**** Record extracts ****
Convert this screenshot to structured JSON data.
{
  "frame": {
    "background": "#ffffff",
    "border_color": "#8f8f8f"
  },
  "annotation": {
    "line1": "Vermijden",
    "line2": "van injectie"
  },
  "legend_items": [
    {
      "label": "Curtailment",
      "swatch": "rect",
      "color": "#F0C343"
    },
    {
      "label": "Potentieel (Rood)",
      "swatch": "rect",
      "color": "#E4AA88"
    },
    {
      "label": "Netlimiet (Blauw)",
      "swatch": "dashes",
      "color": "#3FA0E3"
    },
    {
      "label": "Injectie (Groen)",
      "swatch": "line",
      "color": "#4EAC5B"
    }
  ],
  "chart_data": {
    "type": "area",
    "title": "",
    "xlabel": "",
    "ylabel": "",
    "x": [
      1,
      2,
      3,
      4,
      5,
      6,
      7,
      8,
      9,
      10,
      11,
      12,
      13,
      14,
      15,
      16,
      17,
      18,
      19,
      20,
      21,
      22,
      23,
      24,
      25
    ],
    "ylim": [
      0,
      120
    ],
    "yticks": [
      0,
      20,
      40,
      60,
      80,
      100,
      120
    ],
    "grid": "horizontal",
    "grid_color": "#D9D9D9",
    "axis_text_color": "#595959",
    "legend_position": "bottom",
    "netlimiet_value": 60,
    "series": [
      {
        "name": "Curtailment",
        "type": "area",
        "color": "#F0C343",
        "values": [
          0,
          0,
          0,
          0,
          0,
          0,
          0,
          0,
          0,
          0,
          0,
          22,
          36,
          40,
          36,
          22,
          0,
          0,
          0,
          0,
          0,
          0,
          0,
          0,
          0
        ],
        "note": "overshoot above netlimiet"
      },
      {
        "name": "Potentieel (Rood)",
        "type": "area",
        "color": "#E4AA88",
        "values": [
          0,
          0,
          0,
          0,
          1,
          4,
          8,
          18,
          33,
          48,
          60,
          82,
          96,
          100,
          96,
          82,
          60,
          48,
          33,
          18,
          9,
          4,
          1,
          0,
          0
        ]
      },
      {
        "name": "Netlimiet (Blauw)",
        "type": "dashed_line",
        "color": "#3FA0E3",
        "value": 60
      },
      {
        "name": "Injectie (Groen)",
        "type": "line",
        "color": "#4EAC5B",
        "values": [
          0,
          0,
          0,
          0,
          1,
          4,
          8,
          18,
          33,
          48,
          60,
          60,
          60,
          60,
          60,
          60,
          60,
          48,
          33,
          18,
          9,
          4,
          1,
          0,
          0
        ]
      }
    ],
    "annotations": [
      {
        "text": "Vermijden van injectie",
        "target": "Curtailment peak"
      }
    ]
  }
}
****
Problem description: In full and verbatim, repeat the records given above.

Result of this task:
Convert this screenshot to structured JSON data.
{
  "frame": {
    "background": "#ffffff",
    "border_color": "#8f8f8f"
  },
  "annotation": {
    "line1": "Vermijden",
    "line2": "van injectie"
  },
  "legend_items": [
    {
      "label": "Curtailment",
      "swatch": "rect",
      "color": "#F0C343"
    },
    {
      "label": "Potentieel (Rood)",
      "swatch": "rect",
      "color": "#E4AA88"
    },
    {
      "label": "Netlimiet (Blauw)",
      "swatch": "dashes",
      "color": "#3FA0E3"
    },
    {
      "label": "Injectie (Groen)",
      "swatch": "line",
      "color": "#4EAC5B"
    }
  ],
  "chart_data": {
    "type": "area",
    "title": "",
    "xlabel": "",
    "ylabel": "",
    "x": [
      1,
      2,
      3,
      4,
      5,
      6,
      7,
      8,
      9,
      10,
      11,
      12,
      13,
      14,
      15,
      16,
      17,
      18,
      19,
      20,
      21,
      22,
      23,
      24,
      25
    ],
    "ylim": [
      0,
      120
    ],
    "yticks": [
      0,
      20,
      40,
      60,
      80,
      100,
      120
    ],
    "grid": "horizontal",
    "grid_color": "#D9D9D9",
    "axis_text_color": "#595959",
    "legend_position": "bottom",
    "netlimiet_value": 60,
    "series": [
      {
        "name": "Curtailment",
        "type": "area",
        "color": "#F0C343",
        "values": [
          0,
          0,
          0,
          0,
          0,
          0,
          0,
          0,
          0,
          0,
          0,
          22,
          36,
          40,
          36,
          22,
          0,
          0,
          0,
          0,
          0,
          0,
          0,
          0,
          0
        ],
        "note": "overshoot above netlimiet"
      },
      {
        "name": "Potentieel (Rood)",
        "type": "area",
        "color": "#E4AA88",
        "values": [
          0,
          0,
          0,
          0,
          1,
          4,
          8,
          18,
          33,
          48,
          60,
          82,
          96,
          100,
          96,
          82,
          60,
          48,
          33,
          18,
          9,
          4,
          1,
          0,
          0
        ]
      },
      {
        "name": "Netlimiet (Blauw)",
        "type": "dashed_line",
        "color": "#3FA0E3",
        "value": 60
      },
      {
        "name": "Injectie (Groen)",
        "type": "line",
        "color": "#4EAC5B",
        "values": [
          0,
          0,
          0,
          0,
          1,
          4,
          8,
          18,
          33,
          48,
          60,
          60,
          60,
          60,
          60,
          60,
          60,
          48,
          33,
          18,
          9,
          4,
          1,
          0,
          0
        ]
      }
    ],
    "annotations": [
      {
        "text": "Vermijden van injectie",
        "target": "Curtailment peak"
      }
    ]
  }
}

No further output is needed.